====== Given records ======

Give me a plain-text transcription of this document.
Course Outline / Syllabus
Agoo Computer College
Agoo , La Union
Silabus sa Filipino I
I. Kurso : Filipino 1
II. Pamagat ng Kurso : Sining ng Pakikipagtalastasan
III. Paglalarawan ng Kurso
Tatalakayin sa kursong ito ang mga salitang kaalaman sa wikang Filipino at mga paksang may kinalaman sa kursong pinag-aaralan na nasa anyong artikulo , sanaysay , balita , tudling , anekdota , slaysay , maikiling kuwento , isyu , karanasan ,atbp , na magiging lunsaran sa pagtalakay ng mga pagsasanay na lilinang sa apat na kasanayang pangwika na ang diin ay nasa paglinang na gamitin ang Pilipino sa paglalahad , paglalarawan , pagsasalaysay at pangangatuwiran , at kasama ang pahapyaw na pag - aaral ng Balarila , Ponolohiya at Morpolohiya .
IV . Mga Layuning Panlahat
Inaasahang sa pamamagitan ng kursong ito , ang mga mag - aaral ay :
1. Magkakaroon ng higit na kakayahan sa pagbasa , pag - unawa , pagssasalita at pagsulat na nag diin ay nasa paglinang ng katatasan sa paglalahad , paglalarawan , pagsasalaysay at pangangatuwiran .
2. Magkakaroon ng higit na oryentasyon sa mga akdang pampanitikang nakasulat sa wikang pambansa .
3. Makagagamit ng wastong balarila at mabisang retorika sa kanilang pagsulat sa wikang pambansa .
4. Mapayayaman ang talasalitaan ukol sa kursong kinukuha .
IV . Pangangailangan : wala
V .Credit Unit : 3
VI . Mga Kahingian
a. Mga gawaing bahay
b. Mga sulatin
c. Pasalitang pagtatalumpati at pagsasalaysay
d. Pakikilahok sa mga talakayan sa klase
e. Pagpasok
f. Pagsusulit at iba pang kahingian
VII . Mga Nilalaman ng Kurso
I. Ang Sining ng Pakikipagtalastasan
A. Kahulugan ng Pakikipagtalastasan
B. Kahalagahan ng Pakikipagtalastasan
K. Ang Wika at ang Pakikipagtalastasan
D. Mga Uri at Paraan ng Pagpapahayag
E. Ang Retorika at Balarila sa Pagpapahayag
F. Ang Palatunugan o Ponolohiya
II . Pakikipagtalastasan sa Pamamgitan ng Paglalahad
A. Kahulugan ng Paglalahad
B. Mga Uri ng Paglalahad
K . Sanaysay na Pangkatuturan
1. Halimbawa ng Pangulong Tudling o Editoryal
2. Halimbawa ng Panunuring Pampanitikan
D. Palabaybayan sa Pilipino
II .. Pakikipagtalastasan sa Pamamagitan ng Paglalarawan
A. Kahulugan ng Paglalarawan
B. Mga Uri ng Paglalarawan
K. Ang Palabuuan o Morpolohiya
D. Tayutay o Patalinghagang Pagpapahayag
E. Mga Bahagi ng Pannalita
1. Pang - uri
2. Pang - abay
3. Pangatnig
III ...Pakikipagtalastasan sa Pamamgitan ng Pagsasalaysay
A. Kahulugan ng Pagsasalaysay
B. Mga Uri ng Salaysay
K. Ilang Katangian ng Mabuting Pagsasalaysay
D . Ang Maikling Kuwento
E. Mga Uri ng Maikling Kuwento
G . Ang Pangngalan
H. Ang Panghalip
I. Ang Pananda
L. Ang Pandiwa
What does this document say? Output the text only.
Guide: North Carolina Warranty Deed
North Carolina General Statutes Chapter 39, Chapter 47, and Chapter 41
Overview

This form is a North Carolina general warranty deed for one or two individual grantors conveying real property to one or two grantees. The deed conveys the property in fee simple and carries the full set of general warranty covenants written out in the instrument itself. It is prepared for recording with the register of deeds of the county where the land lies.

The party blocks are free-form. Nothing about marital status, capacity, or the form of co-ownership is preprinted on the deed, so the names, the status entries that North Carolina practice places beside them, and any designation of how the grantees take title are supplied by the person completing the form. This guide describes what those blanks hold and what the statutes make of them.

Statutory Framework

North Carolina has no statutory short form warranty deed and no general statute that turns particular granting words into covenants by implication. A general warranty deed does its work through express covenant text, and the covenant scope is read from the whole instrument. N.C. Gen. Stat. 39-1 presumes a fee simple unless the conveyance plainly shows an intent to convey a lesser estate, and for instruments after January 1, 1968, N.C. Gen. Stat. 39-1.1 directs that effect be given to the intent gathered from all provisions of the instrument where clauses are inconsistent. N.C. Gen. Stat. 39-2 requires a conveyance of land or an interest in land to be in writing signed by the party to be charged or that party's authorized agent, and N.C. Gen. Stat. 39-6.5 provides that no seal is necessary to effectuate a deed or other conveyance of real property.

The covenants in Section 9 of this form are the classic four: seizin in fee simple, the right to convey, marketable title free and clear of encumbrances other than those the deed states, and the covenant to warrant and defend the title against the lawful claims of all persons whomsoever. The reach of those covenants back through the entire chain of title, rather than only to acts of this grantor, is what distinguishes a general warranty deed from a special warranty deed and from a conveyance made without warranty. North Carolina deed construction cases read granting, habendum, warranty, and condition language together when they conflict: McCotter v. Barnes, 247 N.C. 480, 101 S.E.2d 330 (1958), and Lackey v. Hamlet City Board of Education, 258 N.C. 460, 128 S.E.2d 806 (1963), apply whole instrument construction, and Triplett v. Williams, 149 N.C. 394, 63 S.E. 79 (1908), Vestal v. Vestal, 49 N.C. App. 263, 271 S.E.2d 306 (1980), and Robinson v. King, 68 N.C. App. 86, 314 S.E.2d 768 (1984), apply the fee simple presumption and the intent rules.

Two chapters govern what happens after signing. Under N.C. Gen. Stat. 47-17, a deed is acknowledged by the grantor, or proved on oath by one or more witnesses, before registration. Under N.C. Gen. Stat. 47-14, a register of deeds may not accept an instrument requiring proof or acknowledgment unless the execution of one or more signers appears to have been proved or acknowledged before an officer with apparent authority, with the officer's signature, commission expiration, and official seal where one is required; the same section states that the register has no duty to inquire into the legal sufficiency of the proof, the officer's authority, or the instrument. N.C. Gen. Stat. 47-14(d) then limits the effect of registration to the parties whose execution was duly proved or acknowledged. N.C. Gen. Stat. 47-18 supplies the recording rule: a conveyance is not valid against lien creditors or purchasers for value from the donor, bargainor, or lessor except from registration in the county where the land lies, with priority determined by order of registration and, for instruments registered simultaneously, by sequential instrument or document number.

======

● **Exercise directions**: Extract all of the data exactly as written.

● **Answer to this exercise**:
Give me a plain-text transcription of this document.
Course Outline / Syllabus
Agoo Computer College
Agoo , La Union
Silabus sa Filipino I
I. Kurso : Filipino 1
II. Pamagat ng Kurso : Sining ng Pakikipagtalastasan
III. Paglalarawan ng Kurso
Tatalakayin sa kursong ito ang mga salitang kaalaman sa wikang Filipino at mga paksang may kinalaman sa kursong pinag-aaralan na nasa anyong artikulo , sanaysay , balita , tudling , anekdota , slaysay , maikiling kuwento , isyu , karanasan ,atbp , na magiging lunsaran sa pagtalakay ng mga pagsasanay na lilinang sa apat na kasanayang pangwika na ang diin ay nasa paglinang na gamitin ang Pilipino sa paglalahad , paglalarawan , pagsasalaysay at pangangatuwiran , at kasama ang pahapyaw na pag - aaral ng Balarila , Ponolohiya at Morpolohiya .
IV . Mga Layuning Panlahat
Inaasahang sa pamamagitan ng kursong ito , ang mga mag - aaral ay :
1. Magkakaroon ng higit na kakayahan sa pagbasa , pag - unawa , pagssasalita at pagsulat na nag diin ay nasa paglinang ng katatasan sa paglalahad , paglalarawan , pagsasalaysay at pangangatuwiran .
2. Magkakaroon ng higit na oryentasyon sa mga akdang pampanitikang nakasulat sa wikang pambansa .
3. Makagagamit ng wastong balarila at mabisang retorika sa kanilang pagsulat sa wikang pambansa .
4. Mapayayaman ang talasalitaan ukol sa kursong kinukuha .
IV . Pangangailangan : wala
V .Credit Unit : 3
VI . Mga Kahingian
a. Mga gawaing bahay
b. Mga sulatin
c. Pasalitang pagtatalumpati at pagsasalaysay
d. Pakikilahok sa mga talakayan sa klase
e. Pagpasok
f. Pagsusulit at iba pang kahingian
VII . Mga Nilalaman ng Kurso
I. Ang Sining ng Pakikipagtalastasan
A. Kahulugan ng Pakikipagtalastasan
B. Kahalagahan ng Pakikipagtalastasan
K. Ang Wika at ang Pakikipagtalastasan
D. Mga Uri at Paraan ng Pagpapahayag
E. Ang Retorika at Balarila sa Pagpapahayag
F. Ang Palatunugan o Ponolohiya
II . Pakikipagtalastasan sa Pamamgitan ng Paglalahad
A. Kahulugan ng Paglalahad
B. Mga Uri ng Paglalahad
K . Sanaysay na Pangkatuturan
1. Halimbawa ng Pangulong Tudling o Editoryal
2. Halimbawa ng Panunuring Pampanitikan
D. Palabaybayan sa Pilipino
II .. Pakikipagtalastasan sa Pamamagitan ng Paglalarawan
A. Kahulugan ng Paglalarawan
B. Mga Uri ng Paglalarawan
K. Ang Palabuuan o Morpolohiya
D. Tayutay o Patalinghagang Pagpapahayag
E. Mga Bahagi ng Pannalita
1. Pang - uri
2. Pang - abay
3. Pangatnig
III ...Pakikipagtalastasan sa Pamamgitan ng Pagsasalaysay
A. Kahulugan ng Pagsasalaysay
B. Mga Uri ng Salaysay
K. Ilang Katangian ng Mabuting Pagsasalaysay
D . Ang Maikling Kuwento
E. Mga Uri ng Maikling Kuwento
G . Ang Pangngalan
H. Ang Panghalip
I. Ang Pananda
L. Ang Pandiwa
What does this document say? Output the text only.
Guide: North Carolina Warranty Deed
North Carolina General Statutes Chapter 39, Chapter 47, and Chapter 41
Overview

This form is a North Carolina general warranty deed for one or two individual grantors conveying real property to one or two grantees. The deed conveys the property in fee simple and carries the full set of general warranty covenants written out in the instrument itself. It is prepared for recording with the register of deeds of the county where the land lies.

The party blocks are free-form. Nothing about marital status, capacity, or the form of co-ownership is preprinted on the deed, so the names, the status entries that North Carolina practice places beside them, and any designation of how the grantees take title are supplied by the person completing the form. This guide describes what those blanks hold and what the statutes make of them.

Statutory Framework

North Carolina has no statutory short form warranty deed and no general statute that turns particular granting words into covenants by implication. A general warranty deed does its work through express covenant text, and the covenant scope is read from the whole instrument. N.C. Gen. Stat. 39-1 presumes a fee simple unless the conveyance plainly shows an intent to convey a lesser estate, and for instruments after January 1, 1968, N.C. Gen. Stat. 39-1.1 directs that effect be given to the intent gathered from all provisions of the instrument where clauses are inconsistent. N.C. Gen. Stat. 39-2 requires a conveyance of land or an interest in land to be in writing signed by the party to be charged or that party's authorized agent, and N.C. Gen. Stat. 39-6.5 provides that no seal is necessary to effectuate a deed or other conveyance of real property.

The covenants in Section 9 of this form are the classic four: seizin in fee simple, the right to convey, marketable title free and clear of encumbrances other than those the deed states, and the covenant to warrant and defend the title against the lawful claims of all persons whomsoever. The reach of those covenants back through the entire chain of title, rather than only to acts of this grantor, is what distinguishes a general warranty deed from a special warranty deed and from a conveyance made without warranty. North Carolina deed construction cases read granting, habendum, warranty, and condition language together when they conflict: McCotter v. Barnes, 247 N.C. 480, 101 S.E.2d 330 (1958), and Lackey v. Hamlet City Board of Education, 258 N.C. 460, 128 S.E.2d 806 (1963), apply whole instrument construction, and Triplett v. Williams, 149 N.C. 394, 63 S.E. 79 (1908), Vestal v. Vestal, 49 N.C. App. 263, 271 S.E.2d 306 (1980), and Robinson v. King, 68 N.C. App. 86, 314 S.E.2d 768 (1984), apply the fee simple presumption and the intent rules.

Two chapters govern what happens after signing. Under N.C. Gen. Stat. 47-17, a deed is acknowledged by the grantor, or proved on oath by one or more witnesses, before registration. Under N.C. Gen. Stat. 47-14, a register of deeds may not accept an instrument requiring proof or acknowledgment unless the execution of one or more signers appears to have been proved or acknowledged before an officer with apparent authority, with the officer's signature, commission expiration, and official seal where one is required; the same section states that the register has no duty to inquire into the legal sufficiency of the proof, the officer's authority, or the instrument. N.C. Gen. Stat. 47-14(d) then limits the effect of registration to the parties whose execution was duly proved or acknowledged. N.C. Gen. Stat. 47-18 supplies the recording rule: a conveyance is not valid against lien creditors or purchasers for value from the donor, bargainor, or lessor except from registration in the county where the land lies, with priority determined by order of registration and, for instruments registered simultaneously, by sequential instrument or document number.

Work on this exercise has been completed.